Records shown >>
— begin —
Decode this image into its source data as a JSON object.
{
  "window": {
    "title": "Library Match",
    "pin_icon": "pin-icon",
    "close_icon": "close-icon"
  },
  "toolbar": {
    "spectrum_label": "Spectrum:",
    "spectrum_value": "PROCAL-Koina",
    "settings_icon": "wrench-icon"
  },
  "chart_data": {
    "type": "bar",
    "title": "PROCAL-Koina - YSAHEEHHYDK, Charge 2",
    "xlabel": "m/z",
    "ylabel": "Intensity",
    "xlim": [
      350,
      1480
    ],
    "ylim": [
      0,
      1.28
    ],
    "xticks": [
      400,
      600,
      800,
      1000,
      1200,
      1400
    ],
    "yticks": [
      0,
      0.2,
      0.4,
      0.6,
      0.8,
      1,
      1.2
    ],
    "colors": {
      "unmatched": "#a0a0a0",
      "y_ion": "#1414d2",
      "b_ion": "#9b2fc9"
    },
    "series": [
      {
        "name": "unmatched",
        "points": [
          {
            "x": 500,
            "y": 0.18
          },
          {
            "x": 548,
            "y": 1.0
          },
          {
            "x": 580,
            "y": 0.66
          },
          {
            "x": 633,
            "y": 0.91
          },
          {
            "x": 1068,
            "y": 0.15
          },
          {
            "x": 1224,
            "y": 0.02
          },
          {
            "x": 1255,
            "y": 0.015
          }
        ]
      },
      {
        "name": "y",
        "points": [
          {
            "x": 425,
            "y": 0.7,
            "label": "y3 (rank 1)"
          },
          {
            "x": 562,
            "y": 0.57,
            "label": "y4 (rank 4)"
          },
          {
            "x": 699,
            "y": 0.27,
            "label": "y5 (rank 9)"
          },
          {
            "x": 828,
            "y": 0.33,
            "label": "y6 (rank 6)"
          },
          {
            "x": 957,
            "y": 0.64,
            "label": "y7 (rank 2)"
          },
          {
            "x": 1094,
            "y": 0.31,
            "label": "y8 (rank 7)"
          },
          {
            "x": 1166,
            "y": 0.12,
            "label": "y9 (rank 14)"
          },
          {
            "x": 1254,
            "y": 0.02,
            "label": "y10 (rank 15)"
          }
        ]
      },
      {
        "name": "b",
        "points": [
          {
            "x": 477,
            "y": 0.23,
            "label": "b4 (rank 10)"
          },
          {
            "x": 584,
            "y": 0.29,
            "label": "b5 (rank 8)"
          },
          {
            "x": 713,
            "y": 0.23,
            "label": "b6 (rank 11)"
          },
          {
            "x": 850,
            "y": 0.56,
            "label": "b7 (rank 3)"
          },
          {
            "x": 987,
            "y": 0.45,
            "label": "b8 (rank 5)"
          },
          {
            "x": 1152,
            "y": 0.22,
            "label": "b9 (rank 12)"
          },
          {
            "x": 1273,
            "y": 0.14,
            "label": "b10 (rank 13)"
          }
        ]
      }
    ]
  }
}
— end —
Written problem >> Quote all the records exactly, please, leaving none out.

Output of the task >>
Decode this image into its source data as a JSON object.
{
  "window": {
    "title": "Library Match",
    "pin_icon": "pin-icon",
    "close_icon": "close-icon"
  },
  "toolbar": {
    "spectrum_label": "Spectrum:",
    "spectrum_value": "PROCAL-Koina",
    "settings_icon": "wrench-icon"
  },
  "chart_data": {
    "type": "bar",
    "title": "PROCAL-Koina - YSAHEEHHYDK, Charge 2",
    "xlabel": "m/z",
    "ylabel": "Intensity",
    "xlim": [
      350,
      1480
    ],
    "ylim": [
      0,
      1.28
    ],
    "xticks": [
      400,
      600,
      800,
      1000,
      1200,
      1400
    ],
    "yticks": [
      0,
      0.2,
      0.4,
      0.6,
      0.8,
      1,
      1.2
    ],
    "colors": {
      "unmatched": "#a0a0a0",
      "y_ion": "#1414d2",
      "b_ion": "#9b2fc9"
    },
    "series": [
      {
        "name": "unmatched",
        "points": [
          {
            "x": 500,
            "y": 0.18
          },
          {
            "x": 548,
            "y": 1.0
          },
          {
            "x": 580,
            "y": 0.66
          },
          {
            "x": 633,
            "y": 0.91
          },
          {
            "x": 1068,
            "y": 0.15
          },
          {
            "x": 1224,
            "y": 0.02
          },
          {
            "x": 1255,
            "y": 0.015
          }
        ]
      },
      {
        "name": "y",
        "points": [
          {
            "x": 425,
            "y": 0.7,
            "label": "y3 (rank 1)"
          },
          {
            "x": 562,
            "y": 0.57,
            "label": "y4 (rank 4)"
          },
          {
            "x": 699,
            "y": 0.27,
            "label": "y5 (rank 9)"
          },
          {
            "x": 828,
            "y": 0.33,
            "label": "y6 (rank 6)"
          },
          {
            "x": 957,
            "y": 0.64,
            "label": "y7 (rank 2)"
          },
          {
            "x": 1094,
            "y": 0.31,
            "label": "y8 (rank 7)"
          },
          {
            "x": 1166,
            "y": 0.12,
            "label": "y9 (rank 14)"
          },
          {
            "x": 1254,
            "y": 0.02,
            "label": "y10 (rank 15)"
          }
        ]
      },
      {
        "name": "b",
        "points": [
          {
            "x": 477,
            "y": 0.23,
            "label": "b4 (rank 10)"
          },
          {
            "x": 584,
            "y": 0.29,
            "label": "b5 (rank 8)"
          },
          {
            "x": 713,
            "y": 0.23,
            "label": "b6 (rank 11)"
          },
          {
            "x": 850,
            "y": 0.56,
            "label": "b7 (rank 3)"
          },
          {
            "x": 987,
            "y": 0.45,
            "label": "b8 (rank 5)"
          },
          {
            "x": 1152,
            "y": 0.22,
            "label": "b9 (rank 12)"
          },
          {
            "x": 1273,
            "y": 0.14,
            "label": "b10 (rank 13)"
          }
        ]
      }
    ]
  }
}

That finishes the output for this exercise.